* FRAGMENT DOKUMENTU
● ● ● ● ● ● ●

- Bawi mnie ta ekstaza naszych mediów i dzisiaj publicznych i także mediów sprzyjających obecnej koalicji rządzącej, przede wszystkim TVN. Od tygodni wszyscy rozpływają się w tym, jak to PiS jeśli utraci subwencję po prostu przestanie funkcjonować - oświadczył Marek Sawicki, poseł PSL. Pytany o Rafała Trzaskowskiego i jego ewentualny start w wyborach prezydenckich w 2025 roku oświadczył, że "to nie jest format męża stanu". Czyżby w koalicji 13 grudnia szykowały się kolejne spory?
Ważą się losy sprawozdania finansowego komitetu wyborczego PiS z wyborów parlamentarnych w 2023 r. Pod koniec lipca PKW nie podjęła decyzji dotyczącej tego sprawozdania i odroczyła posiedzenie do czwartku 29 sierpnia. O możliwym odebraniu subwencji PiS obszernie informują tzw. "wolne media" na czele z TVN oraz nielegalnie przejętym Polskim Radiem oraz Telewizją Polską.

● ● ● ● ● ● ●

* ZBIÓR DANYCH
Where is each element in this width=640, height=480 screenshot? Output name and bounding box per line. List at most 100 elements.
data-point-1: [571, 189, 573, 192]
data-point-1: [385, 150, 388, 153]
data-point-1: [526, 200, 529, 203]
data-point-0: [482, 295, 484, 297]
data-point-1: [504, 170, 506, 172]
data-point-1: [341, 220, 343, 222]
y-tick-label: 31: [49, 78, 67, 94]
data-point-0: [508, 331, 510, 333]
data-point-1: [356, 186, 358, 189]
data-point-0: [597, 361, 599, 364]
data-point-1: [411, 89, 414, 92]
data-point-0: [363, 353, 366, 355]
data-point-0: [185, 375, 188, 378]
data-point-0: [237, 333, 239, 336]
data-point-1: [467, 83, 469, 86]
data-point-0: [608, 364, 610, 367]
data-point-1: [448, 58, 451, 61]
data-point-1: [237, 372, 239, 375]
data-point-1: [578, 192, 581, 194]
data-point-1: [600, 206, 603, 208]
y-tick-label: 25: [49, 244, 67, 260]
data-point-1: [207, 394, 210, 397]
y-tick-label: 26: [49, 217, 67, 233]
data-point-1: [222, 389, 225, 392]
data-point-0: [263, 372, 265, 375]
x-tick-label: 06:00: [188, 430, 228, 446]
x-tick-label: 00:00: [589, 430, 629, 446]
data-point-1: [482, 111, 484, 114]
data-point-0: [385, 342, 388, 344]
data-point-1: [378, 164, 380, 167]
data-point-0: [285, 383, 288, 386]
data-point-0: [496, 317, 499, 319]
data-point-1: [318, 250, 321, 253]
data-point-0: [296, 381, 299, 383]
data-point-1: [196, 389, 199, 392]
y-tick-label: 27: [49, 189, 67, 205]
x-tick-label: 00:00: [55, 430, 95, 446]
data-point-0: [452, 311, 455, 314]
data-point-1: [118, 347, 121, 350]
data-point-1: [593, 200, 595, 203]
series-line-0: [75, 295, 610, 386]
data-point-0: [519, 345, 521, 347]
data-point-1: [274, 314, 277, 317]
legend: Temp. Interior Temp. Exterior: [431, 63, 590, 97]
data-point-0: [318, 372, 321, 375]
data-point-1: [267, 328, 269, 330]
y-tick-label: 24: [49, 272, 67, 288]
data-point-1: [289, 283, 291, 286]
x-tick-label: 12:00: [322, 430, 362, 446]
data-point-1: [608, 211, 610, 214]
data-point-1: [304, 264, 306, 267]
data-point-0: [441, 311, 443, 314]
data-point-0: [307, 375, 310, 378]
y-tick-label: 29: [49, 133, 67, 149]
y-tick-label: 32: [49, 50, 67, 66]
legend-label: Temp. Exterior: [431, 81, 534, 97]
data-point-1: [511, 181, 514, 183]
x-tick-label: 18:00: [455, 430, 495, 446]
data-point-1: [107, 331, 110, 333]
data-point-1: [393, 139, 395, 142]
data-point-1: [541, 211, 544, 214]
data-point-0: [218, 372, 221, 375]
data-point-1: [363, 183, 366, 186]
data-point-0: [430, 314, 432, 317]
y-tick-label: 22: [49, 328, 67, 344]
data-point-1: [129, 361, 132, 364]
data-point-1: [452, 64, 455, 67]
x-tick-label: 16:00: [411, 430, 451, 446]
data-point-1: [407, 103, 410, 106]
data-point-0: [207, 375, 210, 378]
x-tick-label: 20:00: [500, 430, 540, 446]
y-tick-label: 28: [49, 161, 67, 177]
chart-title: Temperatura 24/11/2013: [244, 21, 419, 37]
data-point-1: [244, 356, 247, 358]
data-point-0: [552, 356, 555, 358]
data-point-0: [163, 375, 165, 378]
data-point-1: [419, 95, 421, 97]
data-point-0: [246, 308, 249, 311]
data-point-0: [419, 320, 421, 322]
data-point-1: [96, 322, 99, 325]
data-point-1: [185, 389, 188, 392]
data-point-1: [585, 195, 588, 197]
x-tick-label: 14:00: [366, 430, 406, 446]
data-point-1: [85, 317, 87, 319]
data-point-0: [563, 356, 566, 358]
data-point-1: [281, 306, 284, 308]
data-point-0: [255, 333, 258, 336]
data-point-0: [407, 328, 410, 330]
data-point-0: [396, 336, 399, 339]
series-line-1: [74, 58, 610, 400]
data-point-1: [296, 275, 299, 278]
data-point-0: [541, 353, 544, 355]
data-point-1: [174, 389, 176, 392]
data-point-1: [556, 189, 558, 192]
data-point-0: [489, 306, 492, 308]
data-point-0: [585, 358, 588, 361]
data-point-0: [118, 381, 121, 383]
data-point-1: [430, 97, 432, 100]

● ● ● ● ● ● ●

* TWOJE ZADANIE
Odpowiedz na podstawie fragmentu dokumentu powyżej:
1. Jaki poseł i z ramienia jakiej partii wypowiada się w tekście?
2. Jak ten poseł ocenił Rafała Trzaskowskiego w kontekście jego ewentualnego startu w wyborach prezydenckich?
3. Do jakiego dnia PKW odroczyła posiedzenie w sprawie sprawozdania finansowego komitetu wyborczego PiS?

* ODPOWIEDŹ PISEMNA
1. Marek Sawicki, poseł PSL.
2. Stwierdził, że „to nie jest format męża stanu”.
3. Do czwartku 29 sierpnia.